(begin)

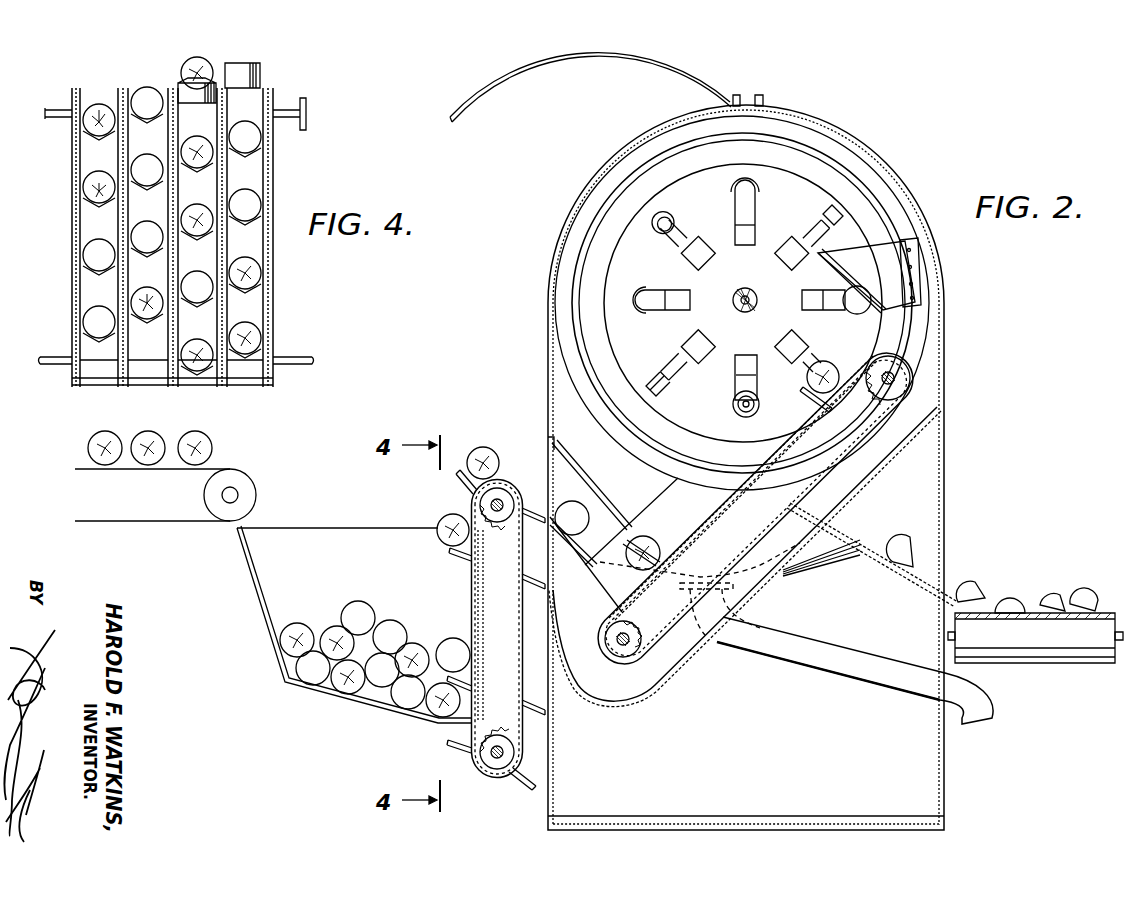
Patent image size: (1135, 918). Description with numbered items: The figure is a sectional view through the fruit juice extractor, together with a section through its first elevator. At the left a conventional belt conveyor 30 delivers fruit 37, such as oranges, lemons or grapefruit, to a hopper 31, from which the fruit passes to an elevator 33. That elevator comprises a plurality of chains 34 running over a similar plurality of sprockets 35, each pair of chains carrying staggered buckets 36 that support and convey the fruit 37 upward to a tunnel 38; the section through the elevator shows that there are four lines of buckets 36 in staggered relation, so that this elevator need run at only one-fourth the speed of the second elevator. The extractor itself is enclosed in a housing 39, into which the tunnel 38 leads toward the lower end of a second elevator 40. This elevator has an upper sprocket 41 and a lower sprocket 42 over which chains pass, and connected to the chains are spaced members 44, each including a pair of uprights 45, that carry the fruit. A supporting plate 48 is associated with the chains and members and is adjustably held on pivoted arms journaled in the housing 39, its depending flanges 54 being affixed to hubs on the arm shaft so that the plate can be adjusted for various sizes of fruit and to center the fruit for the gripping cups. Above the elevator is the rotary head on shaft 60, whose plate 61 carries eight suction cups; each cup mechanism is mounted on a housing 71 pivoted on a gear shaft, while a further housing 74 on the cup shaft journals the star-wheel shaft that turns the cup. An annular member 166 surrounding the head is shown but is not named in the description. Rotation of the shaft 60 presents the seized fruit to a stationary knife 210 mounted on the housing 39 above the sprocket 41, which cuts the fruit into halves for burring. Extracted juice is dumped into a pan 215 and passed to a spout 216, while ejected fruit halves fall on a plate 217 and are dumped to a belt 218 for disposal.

In FIG. 2, the belt conveyor 30 is at (172, 521).
In FIG. 2, the hopper 31 is at (268, 638).
In FIG. 4, the elevator 33 is at (270, 270).
In FIG. 2, the elevator 33 is at (481, 774).
In FIG. 2, the chains 34 is at (471, 598).
In FIG. 2, the sprockets 35 is at (483, 498).
In FIG. 4, the buckets 36 is at (182, 92).
In FIG. 2, the buckets 36 is at (462, 476).
In FIG. 2, the fruit 37 is at (473, 456).
In FIG. 2, the tunnel 38 is at (548, 472).
In FIG. 2, the housing 39 is at (908, 176).
In FIG. 2, the second elevator 40 is at (668, 638).
In FIG. 2, the upper sprocket 41 is at (912, 380).
In FIG. 2, the lower sprocket 42 is at (622, 655).
In FIG. 2, the spaced members 44 is at (798, 394).
In FIG. 2, the uprights 45 is at (690, 612).
In FIG. 2, the supporting plate 48 is at (730, 494).
In FIG. 4, the depending flanges 54 is at (218, 185).
In FIG. 2, the shaft 60 is at (734, 297).
In FIG. 2, the plate 61 is at (752, 297).
In FIG. 2, the housing 71 is at (740, 218).
In FIG. 2, the housing 74 is at (790, 244).
In FIG. 2, the drum ring 166 is at (850, 152).
In FIG. 2, the stationary knife 210 is at (845, 262).
In FIG. 2, the pan 215 is at (830, 548).
In FIG. 2, the spout 216 is at (826, 664).
In FIG. 2, the plate 217 is at (925, 585).
In FIG. 2, the belt 218 is at (1100, 612).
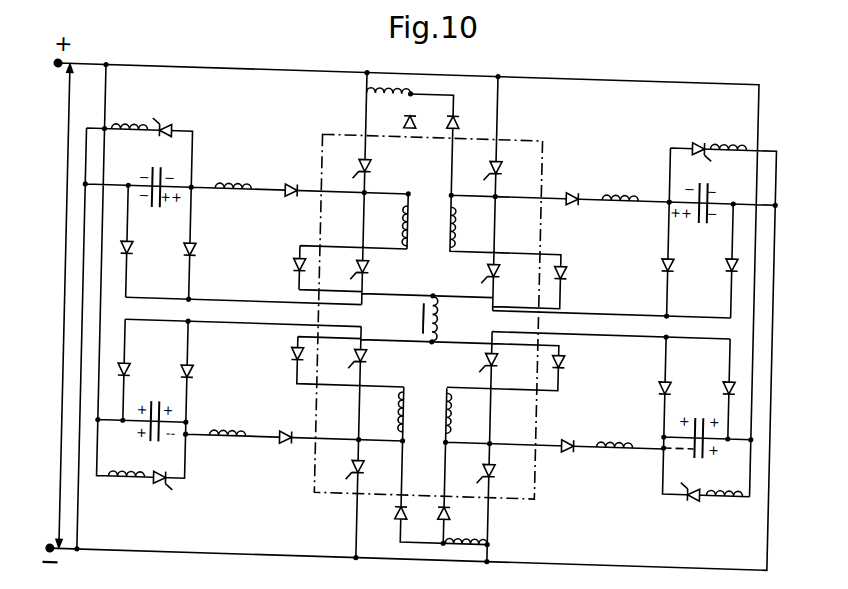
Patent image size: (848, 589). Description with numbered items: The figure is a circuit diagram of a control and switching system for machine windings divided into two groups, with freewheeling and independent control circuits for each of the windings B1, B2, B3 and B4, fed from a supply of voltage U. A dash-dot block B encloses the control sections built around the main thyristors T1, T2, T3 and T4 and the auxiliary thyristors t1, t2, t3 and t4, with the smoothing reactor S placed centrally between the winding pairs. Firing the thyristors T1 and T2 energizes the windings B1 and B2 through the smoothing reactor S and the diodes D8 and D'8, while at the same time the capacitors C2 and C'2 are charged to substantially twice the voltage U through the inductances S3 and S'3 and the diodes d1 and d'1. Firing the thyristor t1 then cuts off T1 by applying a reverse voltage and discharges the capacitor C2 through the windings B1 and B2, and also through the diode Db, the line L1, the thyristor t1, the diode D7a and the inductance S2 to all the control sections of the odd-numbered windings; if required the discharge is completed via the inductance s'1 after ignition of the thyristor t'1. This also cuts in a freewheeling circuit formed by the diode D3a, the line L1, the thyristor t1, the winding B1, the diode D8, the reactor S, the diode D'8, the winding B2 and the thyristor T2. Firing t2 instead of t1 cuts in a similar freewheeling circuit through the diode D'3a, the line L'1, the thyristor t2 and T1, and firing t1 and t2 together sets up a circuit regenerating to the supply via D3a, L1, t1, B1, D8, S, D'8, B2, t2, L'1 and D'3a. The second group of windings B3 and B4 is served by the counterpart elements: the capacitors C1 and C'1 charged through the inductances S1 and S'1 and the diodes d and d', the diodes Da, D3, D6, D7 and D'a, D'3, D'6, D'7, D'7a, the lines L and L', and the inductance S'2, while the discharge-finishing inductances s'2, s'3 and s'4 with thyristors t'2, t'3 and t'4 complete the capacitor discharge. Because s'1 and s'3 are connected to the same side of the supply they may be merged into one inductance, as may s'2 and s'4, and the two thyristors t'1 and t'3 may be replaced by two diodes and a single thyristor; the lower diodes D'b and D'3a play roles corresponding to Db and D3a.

The supply voltage U is at (57, 306).
The inductance s'1 is at (130, 108).
The thyristor t'1 is at (168, 111).
The capacitor C2 is at (150, 177).
The inductance S3 is at (233, 179).
The diode d1 is at (286, 178).
The diode D3a is at (135, 250).
The diode Db is at (198, 250).
The line L1 is at (241, 295).
The diode D8 is at (297, 261).
The thyristor t1 is at (360, 260).
The thyristor T1 is at (374, 157).
The thyristor T3 is at (505, 155).
The control section block B is at (329, 123).
The inductance S2 is at (388, 78).
The diode D7a is at (406, 114).
The diode D7 is at (461, 112).
The winding B1 is at (407, 214).
The winding B3 is at (458, 214).
The thyristor t3 is at (490, 258).
The diode D6 is at (573, 258).
The line L is at (612, 300).
The diode Da is at (666, 249).
The diode D3 is at (731, 249).
The capacitor C1 is at (714, 173).
The thyristor t'3 is at (697, 133).
The inductance s'3 is at (730, 128).
The diode d is at (572, 179).
The inductance S1 is at (619, 178).
The smoothing reactor S is at (414, 317).
The thyristor t2 is at (360, 351).
The thyristor t4 is at (491, 348).
The diode D'8 is at (280, 363).
The diode D'6 is at (575, 371).
The line L' is at (611, 347).
The diode D'3 is at (713, 375).
The diode D'a is at (644, 397).
The diode D'3a is at (145, 354).
The diode D'b is at (204, 354).
The line L'1 is at (242, 340).
The capacitor C'2 is at (131, 431).
The inductance s'2 is at (123, 495).
The thyristor t'2 is at (158, 495).
The inductance S'3 is at (228, 416).
The diode d'1 is at (278, 422).
The winding B2 is at (407, 408).
The winding B4 is at (459, 405).
The thyristor T2 is at (361, 458).
The thyristor T4 is at (505, 458).
The diode D'7a is at (380, 523).
The diode D'7 is at (464, 517).
The inductance S'2 is at (472, 563).
The diode d' is at (568, 429).
The inductance S'1 is at (614, 466).
The capacitor C'1 is at (717, 444).
The thyristor t'4 is at (693, 511).
The inductance s'4 is at (724, 514).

(end)

■ Directions for this task
Rewrite every item above with "Patent image size" changed to "Drawing dimensions" and everything else kept the same. Leave the pictures out.

■ Written answer
Drawing dimensions: (1135, 918). Description with numbered items: The figure is a sectional view through the fruit juice extractor, together with a section through its first elevator. At the left a conventional belt conveyor 30 delivers fruit 37, such as oranges, lemons or grapefruit, to a hopper 31, from which the fruit passes to an elevator 33. That elevator comprises a plurality of chains 34 running over a similar plurality of sprockets 35, each pair of chains carrying staggered buckets 36 that support and convey the fruit 37 upward to a tunnel 38; the section through the elevator shows that there are four lines of buckets 36 in staggered relation, so that this elevator need run at only one-fourth the speed of the second elevator. The extractor itself is enclosed in a housing 39, into which the tunnel 38 leads toward the lower end of a second elevator 40. This elevator has an upper sprocket 41 and a lower sprocket 42 over which chains pass, and connected to the chains are spaced members 44, each including a pair of uprights 45, that carry the fruit. A supporting plate 48 is associated with the chains and members and is adjustably held on pivoted arms journaled in the housing 39, its depending flanges 54 being affixed to hubs on the arm shaft so that the plate can be adjusted for various sizes of fruit and to center the fruit for the gripping cups. Above the elevator is the rotary head on shaft 60, whose plate 61 carries eight suction cups; each cup mechanism is mounted on a housing 71 pivoted on a gear shaft, while a further housing 74 on the cup shaft journals the star-wheel shaft that turns the cup. An annular member 166 surrounding the head is shown but is not named in the description. Rotation of the shaft 60 presents the seized fruit to a stationary knife 210 mounted on the housing 39 above the sprocket 41, which cuts the fruit into halves for burring. Extracted juice is dumped into a pan 215 and passed to a spout 216, while ejected fruit halves fall on a plate 217 and are dumped to a belt 218 for disposal.

In FIG. 2, the belt conveyor 30 is at (172, 521).
In FIG. 2, the hopper 31 is at (268, 638).
In FIG. 4, the elevator 33 is at (270, 270).
In FIG. 2, the elevator 33 is at (481, 774).
In FIG. 2, the chains 34 is at (471, 598).
In FIG. 2, the sprockets 35 is at (483, 498).
In FIG. 4, the buckets 36 is at (182, 92).
In FIG. 2, the buckets 36 is at (462, 476).
In FIG. 2, the fruit 37 is at (473, 456).
In FIG. 2, the tunnel 38 is at (548, 472).
In FIG. 2, the housing 39 is at (908, 176).
In FIG. 2, the second elevator 40 is at (668, 638).
In FIG. 2, the upper sprocket 41 is at (912, 380).
In FIG. 2, the lower sprocket 42 is at (622, 655).
In FIG. 2, the spaced members 44 is at (798, 394).
In FIG. 2, the uprights 45 is at (690, 612).
In FIG. 2, the supporting plate 48 is at (730, 494).
In FIG. 4, the depending flanges 54 is at (218, 185).
In FIG. 2, the shaft 60 is at (734, 297).
In FIG. 2, the plate 61 is at (752, 297).
In FIG. 2, the housing 71 is at (740, 218).
In FIG. 2, the housing 74 is at (790, 244).
In FIG. 2, the drum ring 166 is at (850, 152).
In FIG. 2, the stationary knife 210 is at (845, 262).
In FIG. 2, the pan 215 is at (830, 548).
In FIG. 2, the spout 216 is at (826, 664).
In FIG. 2, the plate 217 is at (925, 585).
In FIG. 2, the belt 218 is at (1100, 612).
Drawing dimensions: (848, 589). Description with numbered items: The figure is a circuit diagram of a control and switching system for machine windings divided into two groups, with freewheeling and independent control circuits for each of the windings B1, B2, B3 and B4, fed from a supply of voltage U. A dash-dot block B encloses the control sections built around the main thyristors T1, T2, T3 and T4 and the auxiliary thyristors t1, t2, t3 and t4, with the smoothing reactor S placed centrally between the winding pairs. Firing the thyristors T1 and T2 energizes the windings B1 and B2 through the smoothing reactor S and the diodes D8 and D'8, while at the same time the capacitors C2 and C'2 are charged to substantially twice the voltage U through the inductances S3 and S'3 and the diodes d1 and d'1. Firing the thyristor t1 then cuts off T1 by applying a reverse voltage and discharges the capacitor C2 through the windings B1 and B2, and also through the diode Db, the line L1, the thyristor t1, the diode D7a and the inductance S2 to all the control sections of the odd-numbered windings; if required the discharge is completed via the inductance s'1 after ignition of the thyristor t'1. This also cuts in a freewheeling circuit formed by the diode D3a, the line L1, the thyristor t1, the winding B1, the diode D8, the reactor S, the diode D'8, the winding B2 and the thyristor T2. Firing t2 instead of t1 cuts in a similar freewheeling circuit through the diode D'3a, the line L'1, the thyristor t2 and T1, and firing t1 and t2 together sets up a circuit regenerating to the supply via D3a, L1, t1, B1, D8, S, D'8, B2, t2, L'1 and D'3a. The second group of windings B3 and B4 is served by the counterpart elements: the capacitors C1 and C'1 charged through the inductances S1 and S'1 and the diodes d and d', the diodes Da, D3, D6, D7 and D'a, D'3, D'6, D'7, D'7a, the lines L and L', and the inductance S'2, while the discharge-finishing inductances s'2, s'3 and s'4 with thyristors t'2, t'3 and t'4 complete the capacitor discharge. Because s'1 and s'3 are connected to the same side of the supply they may be merged into one inductance, as may s'2 and s'4, and the two thyristors t'1 and t'3 may be replaced by two diodes and a single thyristor; the lower diodes D'b and D'3a play roles corresponding to Db and D3a.

The supply voltage U is at (57, 306).
The inductance s'1 is at (130, 108).
The thyristor t'1 is at (168, 111).
The capacitor C2 is at (150, 177).
The inductance S3 is at (233, 179).
The diode d1 is at (286, 178).
The diode D3a is at (135, 250).
The diode Db is at (198, 250).
The line L1 is at (241, 295).
The diode D8 is at (297, 261).
The thyristor t1 is at (360, 260).
The thyristor T1 is at (374, 157).
The thyristor T3 is at (505, 155).
The control section block B is at (329, 123).
The inductance S2 is at (388, 78).
The diode D7a is at (406, 114).
The diode D7 is at (461, 112).
The winding B1 is at (407, 214).
The winding B3 is at (458, 214).
The thyristor t3 is at (490, 258).
The diode D6 is at (573, 258).
The line L is at (612, 300).
The diode Da is at (666, 249).
The diode D3 is at (731, 249).
The capacitor C1 is at (714, 173).
The thyristor t'3 is at (697, 133).
The inductance s'3 is at (730, 128).
The diode d is at (572, 179).
The inductance S1 is at (619, 178).
The smoothing reactor S is at (414, 317).
The thyristor t2 is at (360, 351).
The thyristor t4 is at (491, 348).
The diode D'8 is at (280, 363).
The diode D'6 is at (575, 371).
The line L' is at (611, 347).
The diode D'3 is at (713, 375).
The diode D'a is at (644, 397).
The diode D'3a is at (145, 354).
The diode D'b is at (204, 354).
The line L'1 is at (242, 340).
The capacitor C'2 is at (131, 431).
The inductance s'2 is at (123, 495).
The thyristor t'2 is at (158, 495).
The inductance S'3 is at (228, 416).
The diode d'1 is at (278, 422).
The winding B2 is at (407, 408).
The winding B4 is at (459, 405).
The thyristor T2 is at (361, 458).
The thyristor T4 is at (505, 458).
The diode D'7a is at (380, 523).
The diode D'7 is at (464, 517).
The inductance S'2 is at (472, 563).
The diode d' is at (568, 429).
The inductance S'1 is at (614, 466).
The capacitor C'1 is at (717, 444).
The thyristor t'4 is at (693, 511).
The inductance s'4 is at (724, 514).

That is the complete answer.